■ **EXERCISE AIM**
Reproduce every entry that follows word for word, but omit the images.

>> begin RECORD SET

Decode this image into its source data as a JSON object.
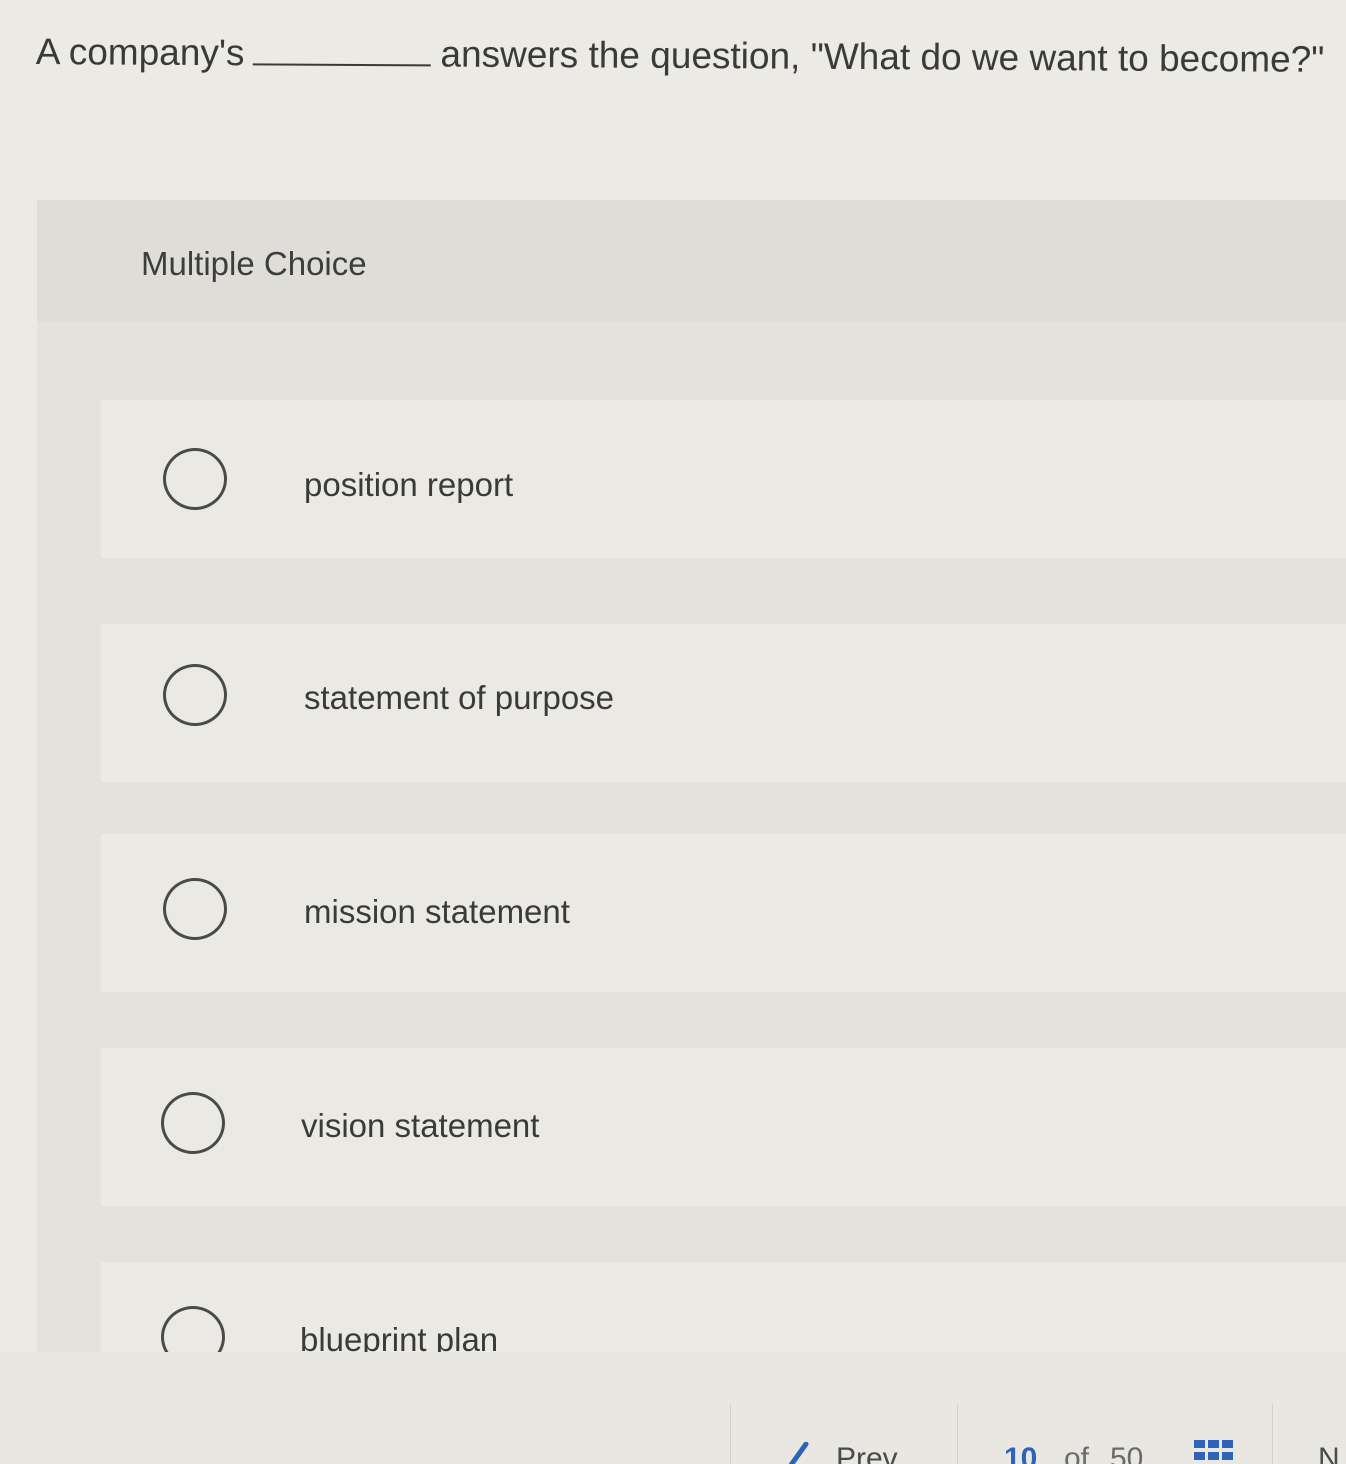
{
  "question": {
    "prefix": "A company's",
    "suffix": "answers the question, \"What do we want to become?\""
  },
  "multiple_choice": {
    "title": "Multiple Choice",
    "options": [
      {
        "label": "position report"
      },
      {
        "label": "statement of purpose"
      },
      {
        "label": "mission statement"
      },
      {
        "label": "vision statement"
      },
      {
        "label": "blueprint plan"
      }
    ]
  },
  "navigation": {
    "prev_label": "Prev",
    "current_page": "10",
    "of_label": "of",
    "total_pages": "50",
    "next_label": "N",
    "accent_color": "#2f63b8"
  }
}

>> end RECORD SET

■ **RESPONSE TO THIS TASK**
Decode this image into its source data as a JSON object.
{
  "question": {
    "prefix": "A company's",
    "suffix": "answers the question, \"What do we want to become?\""
  },
  "multiple_choice": {
    "title": "Multiple Choice",
    "options": [
      {
        "label": "position report"
      },
      {
        "label": "statement of purpose"
      },
      {
        "label": "mission statement"
      },
      {
        "label": "vision statement"
      },
      {
        "label": "blueprint plan"
      }
    ]
  },
  "navigation": {
    "prev_label": "Prev",
    "current_page": "10",
    "of_label": "of",
    "total_pages": "50",
    "next_label": "N",
    "accent_color": "#2f63b8"
  }
}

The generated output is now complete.